Given problem:
Gather each line containing the string "title" from these entries.

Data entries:
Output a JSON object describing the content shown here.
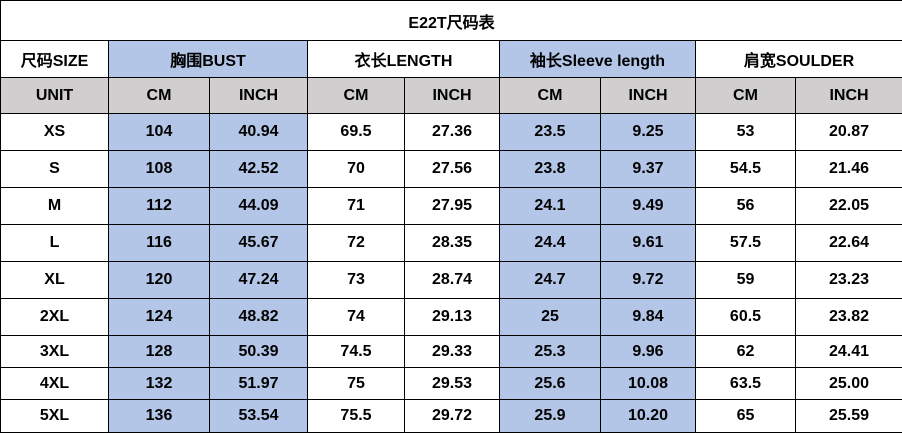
{
  "title": "E22T尺码表",
  "header": [
    "尺码SIZE",
    "胸围BUST",
    "衣长LENGTH",
    "袖长Sleeve length",
    "肩宽SOULDER"
  ],
  "units": [
    "UNIT",
    "CM",
    "INCH",
    "CM",
    "INCH",
    "CM",
    "INCH",
    "CM",
    "INCH"
  ],
  "rows": [
    [
      "XS",
      "104",
      "40.94",
      "69.5",
      "27.36",
      "23.5",
      "9.25",
      "53",
      "20.87"
    ],
    [
      "S",
      "108",
      "42.52",
      "70",
      "27.56",
      "23.8",
      "9.37",
      "54.5",
      "21.46"
    ],
    [
      "M",
      "112",
      "44.09",
      "71",
      "27.95",
      "24.1",
      "9.49",
      "56",
      "22.05"
    ],
    [
      "L",
      "116",
      "45.67",
      "72",
      "28.35",
      "24.4",
      "9.61",
      "57.5",
      "22.64"
    ],
    [
      "XL",
      "120",
      "47.24",
      "73",
      "28.74",
      "24.7",
      "9.72",
      "59",
      "23.23"
    ],
    [
      "2XL",
      "124",
      "48.82",
      "74",
      "29.13",
      "25",
      "9.84",
      "60.5",
      "23.82"
    ],
    [
      "3XL",
      "128",
      "50.39",
      "74.5",
      "29.33",
      "25.3",
      "9.96",
      "62",
      "24.41"
    ],
    [
      "4XL",
      "132",
      "51.97",
      "75",
      "29.53",
      "25.6",
      "10.08",
      "63.5",
      "25.00"
    ],
    [
      "5XL",
      "136",
      "53.54",
      "75.5",
      "29.72",
      "25.9",
      "10.20",
      "65",
      "25.59"
    ]
  ]
}
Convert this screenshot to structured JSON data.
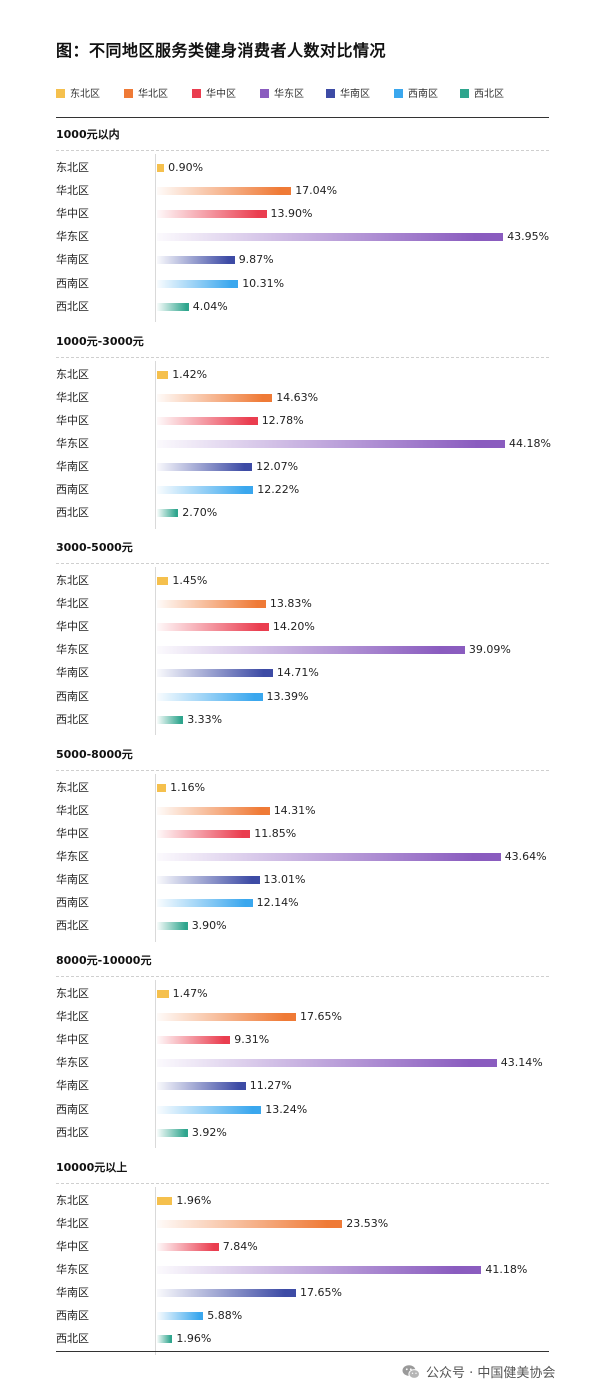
{
  "title": "图：不同地区服务类健身消费者人数对比情况",
  "footer": {
    "text": "公众号 · 中国健美协会"
  },
  "chart_data": {
    "type": "bar",
    "orientation": "horizontal",
    "value_format": "percent",
    "xlim": [
      0,
      50
    ],
    "grid": false,
    "legend_position": "top",
    "categories": [
      "东北区",
      "华北区",
      "华中区",
      "华东区",
      "华南区",
      "西南区",
      "西北区"
    ],
    "colors": {
      "东北区": "#f5c04d",
      "华北区": "#ef7a36",
      "华中区": "#ea3d4f",
      "华东区": "#8a5cbf",
      "华南区": "#3d4ba5",
      "西南区": "#3aa7ee",
      "西北区": "#2ea58d"
    },
    "groups": [
      {
        "name": "1000元以内",
        "values": [
          0.9,
          17.04,
          13.9,
          43.95,
          9.87,
          10.31,
          4.04
        ],
        "labels": [
          "0.90%",
          "17.04%",
          "13.90%",
          "43.95%",
          "9.87%",
          "10.31%",
          "4.04%"
        ]
      },
      {
        "name": "1000元-3000元",
        "values": [
          1.42,
          14.63,
          12.78,
          44.18,
          12.07,
          12.22,
          2.7
        ],
        "labels": [
          "1.42%",
          "14.63%",
          "12.78%",
          "44.18%",
          "12.07%",
          "12.22%",
          "2.70%"
        ]
      },
      {
        "name": "3000-5000元",
        "values": [
          1.45,
          13.83,
          14.2,
          39.09,
          14.71,
          13.39,
          3.33
        ],
        "labels": [
          "1.45%",
          "13.83%",
          "14.20%",
          "39.09%",
          "14.71%",
          "13.39%",
          "3.33%"
        ]
      },
      {
        "name": "5000-8000元",
        "values": [
          1.16,
          14.31,
          11.85,
          43.64,
          13.01,
          12.14,
          3.9
        ],
        "labels": [
          "1.16%",
          "14.31%",
          "11.85%",
          "43.64%",
          "13.01%",
          "12.14%",
          "3.90%"
        ]
      },
      {
        "name": "8000元-10000元",
        "values": [
          1.47,
          17.65,
          9.31,
          43.14,
          11.27,
          13.24,
          3.92
        ],
        "labels": [
          "1.47%",
          "17.65%",
          "9.31%",
          "43.14%",
          "11.27%",
          "13.24%",
          "3.92%"
        ]
      },
      {
        "name": "10000元以上",
        "values": [
          1.96,
          23.53,
          7.84,
          41.18,
          17.65,
          5.88,
          1.96
        ],
        "labels": [
          "1.96%",
          "23.53%",
          "7.84%",
          "41.18%",
          "17.65%",
          "5.88%",
          "1.96%"
        ]
      }
    ]
  }
}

Exercise output:
  "title": "E22T尺码表",
  "title": "图：不同地区服务类健身消费者人数对比情况",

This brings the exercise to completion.